** Begin **
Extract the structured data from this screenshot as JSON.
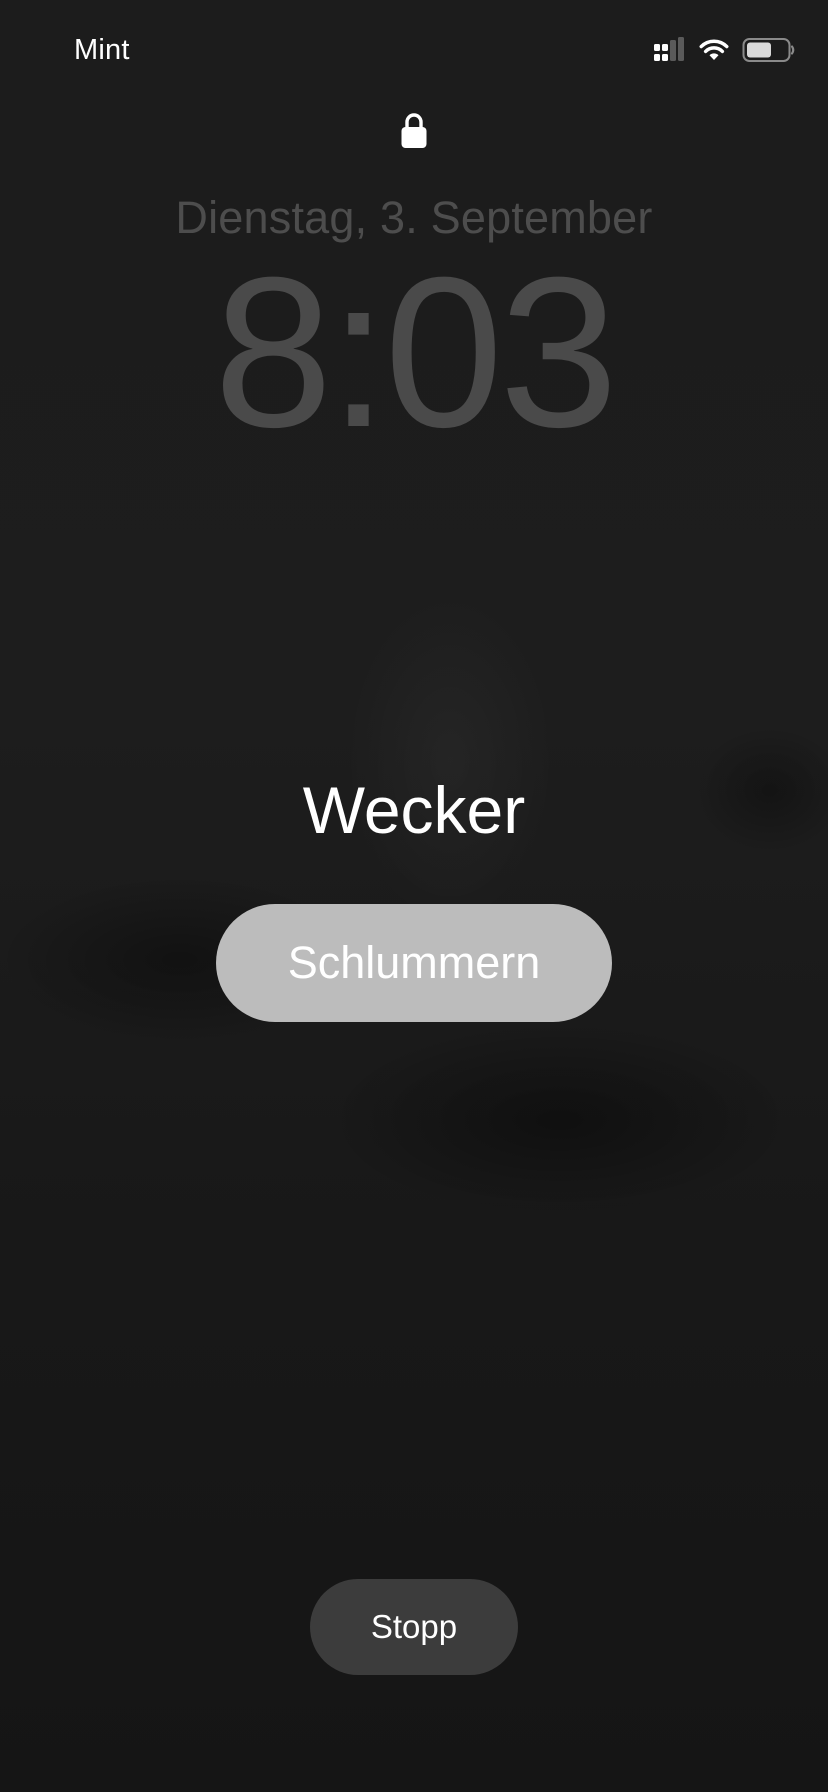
{
  "status_bar": {
    "carrier": "Mint",
    "icons": [
      "cellular-signal-icon",
      "wifi-icon",
      "battery-icon"
    ],
    "battery_level": 0.55
  },
  "lock_screen": {
    "lock_icon": "lock-icon",
    "date": "Dienstag, 3. September",
    "time": "8:03"
  },
  "alarm": {
    "title": "Wecker",
    "snooze_label": "Schlummern",
    "stop_label": "Stopp"
  },
  "colors": {
    "background": "#1b1b1b",
    "clock_text": "#4a4a4a",
    "snooze_button": "#bcbcbc",
    "stop_button": "#3c3c3c"
  }
}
** End **
• [Exercise details]: Output the entries above exactly. Drop the pictures.

• [Solution]:
Extract the structured data from this screenshot as JSON.
{
  "status_bar": {
    "carrier": "Mint",
    "icons": [
      "cellular-signal-icon",
      "wifi-icon",
      "battery-icon"
    ],
    "battery_level": 0.55
  },
  "lock_screen": {
    "lock_icon": "lock-icon",
    "date": "Dienstag, 3. September",
    "time": "8:03"
  },
  "alarm": {
    "title": "Wecker",
    "snooze_label": "Schlummern",
    "stop_label": "Stopp"
  },
  "colors": {
    "background": "#1b1b1b",
    "clock_text": "#4a4a4a",
    "snooze_button": "#bcbcbc",
    "stop_button": "#3c3c3c"
  }
}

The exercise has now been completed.